» **Dati dell'esercizio**

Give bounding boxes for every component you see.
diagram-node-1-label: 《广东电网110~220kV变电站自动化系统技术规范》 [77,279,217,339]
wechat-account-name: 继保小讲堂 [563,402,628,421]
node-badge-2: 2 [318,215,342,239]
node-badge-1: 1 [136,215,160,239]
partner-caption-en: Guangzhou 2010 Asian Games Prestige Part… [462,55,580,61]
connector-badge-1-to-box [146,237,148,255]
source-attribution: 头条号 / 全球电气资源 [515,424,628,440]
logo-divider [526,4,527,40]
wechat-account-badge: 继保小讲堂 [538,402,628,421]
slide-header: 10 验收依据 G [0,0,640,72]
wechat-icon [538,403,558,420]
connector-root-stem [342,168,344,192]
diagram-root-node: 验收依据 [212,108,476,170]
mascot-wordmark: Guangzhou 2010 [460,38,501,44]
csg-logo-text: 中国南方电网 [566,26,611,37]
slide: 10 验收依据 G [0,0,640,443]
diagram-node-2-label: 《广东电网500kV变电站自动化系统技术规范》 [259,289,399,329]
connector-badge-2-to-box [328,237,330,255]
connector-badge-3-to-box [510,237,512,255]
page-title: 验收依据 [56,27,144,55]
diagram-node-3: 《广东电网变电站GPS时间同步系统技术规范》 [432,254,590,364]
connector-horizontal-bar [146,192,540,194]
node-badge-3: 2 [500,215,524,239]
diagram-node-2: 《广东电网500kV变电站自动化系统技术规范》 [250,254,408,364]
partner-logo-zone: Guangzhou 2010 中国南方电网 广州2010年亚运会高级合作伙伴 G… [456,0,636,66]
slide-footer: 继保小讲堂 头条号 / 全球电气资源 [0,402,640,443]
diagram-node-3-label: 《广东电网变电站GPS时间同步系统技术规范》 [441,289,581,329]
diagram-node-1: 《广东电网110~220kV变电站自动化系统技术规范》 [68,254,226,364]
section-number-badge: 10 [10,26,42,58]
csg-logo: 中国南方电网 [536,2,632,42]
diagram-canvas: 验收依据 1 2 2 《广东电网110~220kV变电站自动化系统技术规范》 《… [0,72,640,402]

...

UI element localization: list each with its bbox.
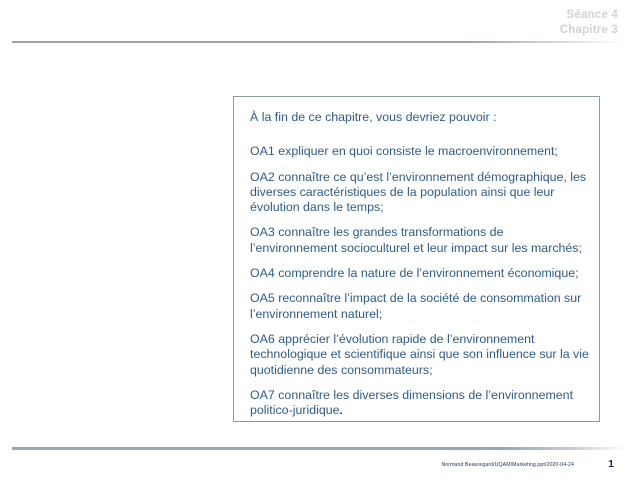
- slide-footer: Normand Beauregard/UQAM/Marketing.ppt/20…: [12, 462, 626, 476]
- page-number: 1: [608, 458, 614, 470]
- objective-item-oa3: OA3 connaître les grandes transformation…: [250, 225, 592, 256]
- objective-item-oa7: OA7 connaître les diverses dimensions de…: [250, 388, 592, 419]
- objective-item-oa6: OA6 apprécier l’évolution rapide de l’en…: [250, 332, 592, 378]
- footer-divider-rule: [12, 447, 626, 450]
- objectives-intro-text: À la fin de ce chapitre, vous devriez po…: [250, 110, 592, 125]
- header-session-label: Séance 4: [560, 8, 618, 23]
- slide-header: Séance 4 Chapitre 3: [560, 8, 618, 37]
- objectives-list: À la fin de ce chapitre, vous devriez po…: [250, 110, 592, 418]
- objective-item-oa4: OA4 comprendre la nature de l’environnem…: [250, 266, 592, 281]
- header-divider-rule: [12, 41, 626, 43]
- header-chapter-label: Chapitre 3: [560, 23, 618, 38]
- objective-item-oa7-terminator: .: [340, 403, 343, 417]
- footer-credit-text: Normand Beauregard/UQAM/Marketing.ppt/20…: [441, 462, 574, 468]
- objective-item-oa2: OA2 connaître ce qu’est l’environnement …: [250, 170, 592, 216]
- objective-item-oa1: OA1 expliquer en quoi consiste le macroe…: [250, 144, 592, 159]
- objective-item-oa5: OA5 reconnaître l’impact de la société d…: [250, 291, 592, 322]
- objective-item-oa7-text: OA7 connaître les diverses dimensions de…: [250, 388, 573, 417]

==

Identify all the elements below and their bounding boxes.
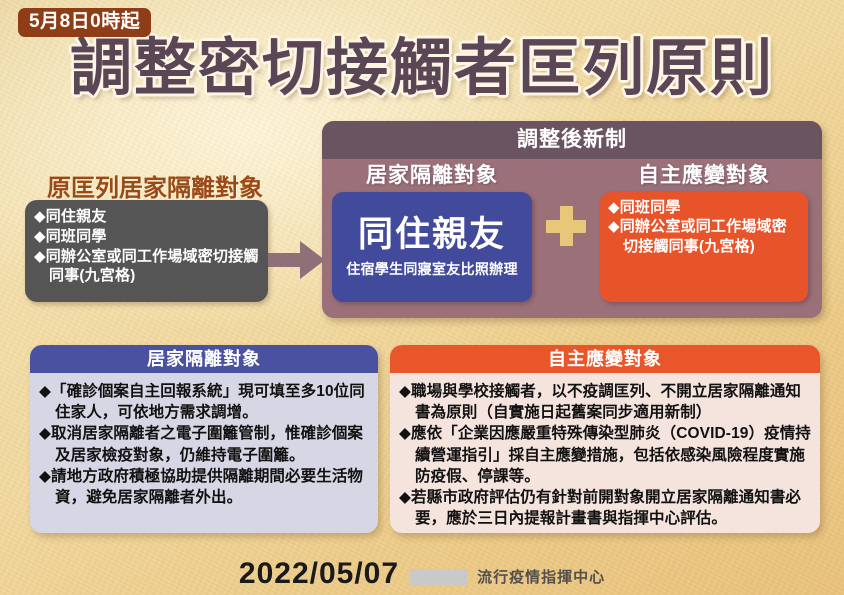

» **Consegna**
Trasformi in una tabella Markdown, con le colonne «Numero» e «Riga dell'elenco», tutte le righe dell'elenco che vanno da quella contenente "Give bounding boxes" fino a quella contenente "slide-footer: 继保小讲堂 头条号", entrambe comprese, omettendo le righe vuote.

» **Soluzione**
| Numero | Riga dell'elenco |
|---|---|
| 1 | Give bounding boxes for every component you see. |
| 2 | diagram-node-1-label: 《广东电网110~220kV变电站自动化系统技术规范》 [77,279,217,339] |
| 3 | wechat-account-name: 继保小讲堂 [563,402,628,421] |
| 4 | node-badge-2: 2 [318,215,342,239] |
| 5 | node-badge-1: 1 [136,215,160,239] |
| 6 | partner-caption-en: Guangzhou 2010 Asian Games Prestige Part… [462,55,580,61] |
| 7 | connector-badge-1-to-box [146,237,148,255] |
| 8 | source-attribution: 头条号 / 全球电气资源 [515,424,628,440] |
| 9 | logo-divider [526,4,527,40] |
| 10 | wechat-account-badge: 继保小讲堂 [538,402,628,421] |
| 11 | slide-header: 10 验收依据 G [0,0,640,72] |
| 12 | wechat-icon [538,403,558,420] |
| 13 | connector-root-stem [342,168,344,192] |
| 14 | diagram-root-node: 验收依据 [212,108,476,170] |
| 15 | mascot-wordmark: Guangzhou 2010 [460,38,501,44] |
| 16 | csg-logo-text: 中国南方电网 [566,26,611,37] |
| 17 | slide: 10 验收依据 G [0,0,640,443] |
| 18 | diagram-node-2-label: 《广东电网500kV变电站自动化系统技术规范》 [259,289,399,329] |
| 19 | connector-badge-2-to-box [328,237,330,255] |
| 20 | connector-badge-3-to-box [510,237,512,255] |
| 21 | page-title: 验收依据 [56,27,144,55] |
| 22 | diagram-node-3: 《广东电网变电站GPS时间同步系统技术规范》 [432,254,590,364] |
| 23 | connector-horizontal-bar [146,192,540,194] |
| 24 | node-badge-3: 2 [500,215,524,239] |
| 25 | diagram-node-2: 《广东电网500kV变电站自动化系统技术规范》 [250,254,408,364] |
| 26 | partner-logo-zone: Guangzhou 2010 中国南方电网 广州2010年亚运会高级合作伙伴 G… [456,0,636,66] |
| 27 | slide-footer: 继保小讲堂 头条号 / 全球电气资源 [0,402,640,443] |